Search the material below for the word "radiator" and copy every line in which it occurs.
+++ MATERIALS PROVIDED +++
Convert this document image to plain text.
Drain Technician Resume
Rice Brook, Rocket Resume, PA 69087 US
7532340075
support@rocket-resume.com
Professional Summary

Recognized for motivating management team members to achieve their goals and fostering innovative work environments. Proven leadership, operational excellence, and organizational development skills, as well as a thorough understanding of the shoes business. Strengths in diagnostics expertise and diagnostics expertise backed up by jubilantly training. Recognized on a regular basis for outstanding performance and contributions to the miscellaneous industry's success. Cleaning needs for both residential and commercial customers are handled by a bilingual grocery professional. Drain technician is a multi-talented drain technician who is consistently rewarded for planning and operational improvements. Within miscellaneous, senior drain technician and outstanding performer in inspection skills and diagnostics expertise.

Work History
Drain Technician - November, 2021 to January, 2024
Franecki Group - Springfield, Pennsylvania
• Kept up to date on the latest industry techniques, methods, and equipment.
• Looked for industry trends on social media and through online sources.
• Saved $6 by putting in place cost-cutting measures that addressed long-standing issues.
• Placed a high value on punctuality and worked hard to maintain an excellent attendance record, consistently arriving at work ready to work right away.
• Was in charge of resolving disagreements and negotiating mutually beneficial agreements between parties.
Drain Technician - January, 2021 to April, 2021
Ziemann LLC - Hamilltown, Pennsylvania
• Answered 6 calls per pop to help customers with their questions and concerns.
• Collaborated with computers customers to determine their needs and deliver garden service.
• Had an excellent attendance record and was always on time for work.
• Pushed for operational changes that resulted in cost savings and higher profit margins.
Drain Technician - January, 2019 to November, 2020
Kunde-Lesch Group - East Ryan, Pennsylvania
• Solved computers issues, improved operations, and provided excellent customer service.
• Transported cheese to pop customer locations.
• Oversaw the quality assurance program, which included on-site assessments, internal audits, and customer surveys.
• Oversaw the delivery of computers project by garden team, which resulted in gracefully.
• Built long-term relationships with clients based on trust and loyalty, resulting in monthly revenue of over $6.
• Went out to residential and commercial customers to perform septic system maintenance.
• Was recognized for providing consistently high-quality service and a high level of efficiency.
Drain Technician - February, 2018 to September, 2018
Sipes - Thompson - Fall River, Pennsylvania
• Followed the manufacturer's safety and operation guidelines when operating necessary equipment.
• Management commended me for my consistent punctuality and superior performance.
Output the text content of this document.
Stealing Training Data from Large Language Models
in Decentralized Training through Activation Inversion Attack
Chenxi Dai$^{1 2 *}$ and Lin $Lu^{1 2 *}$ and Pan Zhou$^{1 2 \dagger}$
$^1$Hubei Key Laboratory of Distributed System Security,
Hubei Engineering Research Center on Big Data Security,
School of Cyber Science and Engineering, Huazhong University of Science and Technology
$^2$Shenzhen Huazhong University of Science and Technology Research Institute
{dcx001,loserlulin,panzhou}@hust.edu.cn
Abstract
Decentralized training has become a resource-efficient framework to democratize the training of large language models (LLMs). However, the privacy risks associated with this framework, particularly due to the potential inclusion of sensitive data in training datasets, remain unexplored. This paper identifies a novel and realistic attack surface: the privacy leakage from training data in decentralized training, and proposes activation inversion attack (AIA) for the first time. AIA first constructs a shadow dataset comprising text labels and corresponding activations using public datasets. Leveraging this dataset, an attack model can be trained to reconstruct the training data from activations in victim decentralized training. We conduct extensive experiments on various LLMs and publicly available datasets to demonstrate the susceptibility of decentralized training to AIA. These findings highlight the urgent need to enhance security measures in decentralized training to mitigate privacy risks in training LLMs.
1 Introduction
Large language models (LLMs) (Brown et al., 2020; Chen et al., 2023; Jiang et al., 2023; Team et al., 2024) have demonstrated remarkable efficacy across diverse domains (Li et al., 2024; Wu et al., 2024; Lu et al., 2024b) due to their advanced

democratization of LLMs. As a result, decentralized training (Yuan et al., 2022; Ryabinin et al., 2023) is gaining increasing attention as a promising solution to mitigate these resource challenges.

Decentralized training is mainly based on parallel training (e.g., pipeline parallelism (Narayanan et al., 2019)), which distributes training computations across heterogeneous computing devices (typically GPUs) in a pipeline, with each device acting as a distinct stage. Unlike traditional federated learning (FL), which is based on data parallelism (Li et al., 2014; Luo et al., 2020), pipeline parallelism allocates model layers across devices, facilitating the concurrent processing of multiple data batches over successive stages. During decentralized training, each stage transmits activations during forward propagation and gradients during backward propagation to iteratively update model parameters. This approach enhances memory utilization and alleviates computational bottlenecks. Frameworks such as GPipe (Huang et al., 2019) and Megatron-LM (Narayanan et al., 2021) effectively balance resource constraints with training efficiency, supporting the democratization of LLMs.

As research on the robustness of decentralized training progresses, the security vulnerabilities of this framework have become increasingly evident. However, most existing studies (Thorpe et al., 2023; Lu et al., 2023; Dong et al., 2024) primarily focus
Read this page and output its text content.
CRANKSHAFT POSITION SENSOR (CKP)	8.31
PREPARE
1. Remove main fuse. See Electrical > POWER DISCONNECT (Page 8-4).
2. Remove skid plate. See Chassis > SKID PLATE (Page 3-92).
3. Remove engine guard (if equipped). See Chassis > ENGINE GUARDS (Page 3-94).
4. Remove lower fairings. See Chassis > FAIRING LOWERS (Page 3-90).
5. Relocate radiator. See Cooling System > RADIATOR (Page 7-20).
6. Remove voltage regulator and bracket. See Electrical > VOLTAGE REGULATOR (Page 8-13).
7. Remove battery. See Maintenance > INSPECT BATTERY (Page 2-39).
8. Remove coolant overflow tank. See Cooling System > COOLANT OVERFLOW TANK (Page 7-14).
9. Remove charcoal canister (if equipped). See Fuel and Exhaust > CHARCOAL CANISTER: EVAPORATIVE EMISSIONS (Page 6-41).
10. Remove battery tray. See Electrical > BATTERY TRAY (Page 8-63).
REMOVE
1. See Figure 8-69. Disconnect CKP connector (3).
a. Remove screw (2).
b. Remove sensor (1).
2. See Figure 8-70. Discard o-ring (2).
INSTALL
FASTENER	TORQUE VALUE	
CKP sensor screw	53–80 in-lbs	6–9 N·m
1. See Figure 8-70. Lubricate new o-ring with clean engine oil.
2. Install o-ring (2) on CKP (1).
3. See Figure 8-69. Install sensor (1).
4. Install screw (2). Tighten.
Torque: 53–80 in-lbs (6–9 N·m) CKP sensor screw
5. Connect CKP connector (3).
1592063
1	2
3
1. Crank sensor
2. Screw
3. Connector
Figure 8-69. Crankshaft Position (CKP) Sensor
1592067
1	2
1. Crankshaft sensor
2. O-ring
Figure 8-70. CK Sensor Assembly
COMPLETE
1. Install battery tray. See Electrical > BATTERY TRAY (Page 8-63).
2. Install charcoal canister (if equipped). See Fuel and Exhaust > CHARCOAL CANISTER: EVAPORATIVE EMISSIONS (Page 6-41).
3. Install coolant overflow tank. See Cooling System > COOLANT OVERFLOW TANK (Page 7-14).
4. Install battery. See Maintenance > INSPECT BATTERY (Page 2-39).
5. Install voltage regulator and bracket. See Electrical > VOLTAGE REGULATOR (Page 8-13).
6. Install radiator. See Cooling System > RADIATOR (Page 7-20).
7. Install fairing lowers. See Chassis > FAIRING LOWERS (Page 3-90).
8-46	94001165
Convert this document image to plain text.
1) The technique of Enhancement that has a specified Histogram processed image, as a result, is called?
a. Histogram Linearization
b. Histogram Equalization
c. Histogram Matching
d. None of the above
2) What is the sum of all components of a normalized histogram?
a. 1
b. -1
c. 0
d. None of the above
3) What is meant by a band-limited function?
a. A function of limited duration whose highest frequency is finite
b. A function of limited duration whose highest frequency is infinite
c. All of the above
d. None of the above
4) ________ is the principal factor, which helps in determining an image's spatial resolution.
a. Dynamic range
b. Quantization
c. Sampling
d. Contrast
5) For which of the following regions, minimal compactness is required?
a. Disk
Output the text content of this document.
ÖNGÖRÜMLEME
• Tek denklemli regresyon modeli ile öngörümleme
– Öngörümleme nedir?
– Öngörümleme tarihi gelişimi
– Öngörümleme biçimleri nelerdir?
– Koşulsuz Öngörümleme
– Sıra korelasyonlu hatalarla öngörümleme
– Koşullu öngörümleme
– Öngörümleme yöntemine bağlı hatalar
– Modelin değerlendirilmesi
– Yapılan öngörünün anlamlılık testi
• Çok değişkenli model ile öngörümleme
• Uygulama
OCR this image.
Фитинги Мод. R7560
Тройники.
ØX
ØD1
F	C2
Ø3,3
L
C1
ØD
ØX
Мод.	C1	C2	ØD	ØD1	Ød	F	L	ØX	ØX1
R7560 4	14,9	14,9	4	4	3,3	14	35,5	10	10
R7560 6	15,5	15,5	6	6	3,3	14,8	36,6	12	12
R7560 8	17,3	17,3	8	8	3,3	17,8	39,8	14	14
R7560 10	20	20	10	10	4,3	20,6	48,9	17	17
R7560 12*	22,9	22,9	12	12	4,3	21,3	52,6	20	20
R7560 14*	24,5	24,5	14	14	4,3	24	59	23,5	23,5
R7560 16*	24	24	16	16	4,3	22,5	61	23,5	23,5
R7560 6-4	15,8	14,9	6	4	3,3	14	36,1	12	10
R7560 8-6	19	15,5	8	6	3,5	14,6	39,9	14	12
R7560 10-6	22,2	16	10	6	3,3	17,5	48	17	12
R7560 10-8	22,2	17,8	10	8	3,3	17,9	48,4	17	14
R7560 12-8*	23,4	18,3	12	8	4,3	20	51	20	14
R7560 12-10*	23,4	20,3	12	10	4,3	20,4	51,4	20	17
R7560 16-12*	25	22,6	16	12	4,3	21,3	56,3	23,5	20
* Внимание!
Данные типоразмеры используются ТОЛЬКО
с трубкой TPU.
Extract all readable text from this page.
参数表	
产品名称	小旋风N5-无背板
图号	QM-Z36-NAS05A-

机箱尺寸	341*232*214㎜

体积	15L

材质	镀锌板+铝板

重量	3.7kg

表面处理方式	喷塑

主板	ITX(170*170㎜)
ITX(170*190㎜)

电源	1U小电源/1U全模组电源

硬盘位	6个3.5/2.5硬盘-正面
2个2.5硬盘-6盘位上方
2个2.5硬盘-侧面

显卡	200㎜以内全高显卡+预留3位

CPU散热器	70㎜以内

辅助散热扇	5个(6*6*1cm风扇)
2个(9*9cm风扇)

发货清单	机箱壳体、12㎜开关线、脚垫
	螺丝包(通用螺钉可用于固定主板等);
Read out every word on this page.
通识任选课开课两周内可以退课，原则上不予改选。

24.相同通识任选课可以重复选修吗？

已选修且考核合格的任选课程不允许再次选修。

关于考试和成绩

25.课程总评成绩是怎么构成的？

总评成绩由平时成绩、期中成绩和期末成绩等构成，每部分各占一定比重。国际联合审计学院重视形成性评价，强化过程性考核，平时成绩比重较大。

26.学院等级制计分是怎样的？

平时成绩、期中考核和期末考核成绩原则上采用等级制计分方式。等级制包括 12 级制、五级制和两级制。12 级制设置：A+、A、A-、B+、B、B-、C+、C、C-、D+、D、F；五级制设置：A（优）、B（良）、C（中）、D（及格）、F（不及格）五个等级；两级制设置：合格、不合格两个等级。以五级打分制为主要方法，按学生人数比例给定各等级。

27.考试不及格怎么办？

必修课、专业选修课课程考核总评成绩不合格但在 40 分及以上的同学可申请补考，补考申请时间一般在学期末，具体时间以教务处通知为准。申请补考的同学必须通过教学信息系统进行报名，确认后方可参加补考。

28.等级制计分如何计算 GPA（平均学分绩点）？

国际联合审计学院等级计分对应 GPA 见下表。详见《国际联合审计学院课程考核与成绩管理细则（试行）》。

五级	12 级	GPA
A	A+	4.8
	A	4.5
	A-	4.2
+++
** FULL RESPONSE **
5. Relocate radiator. See Cooling System > RADIATOR (Page 7-20).
6. Install radiator. See Cooling System > RADIATOR (Page 7-20).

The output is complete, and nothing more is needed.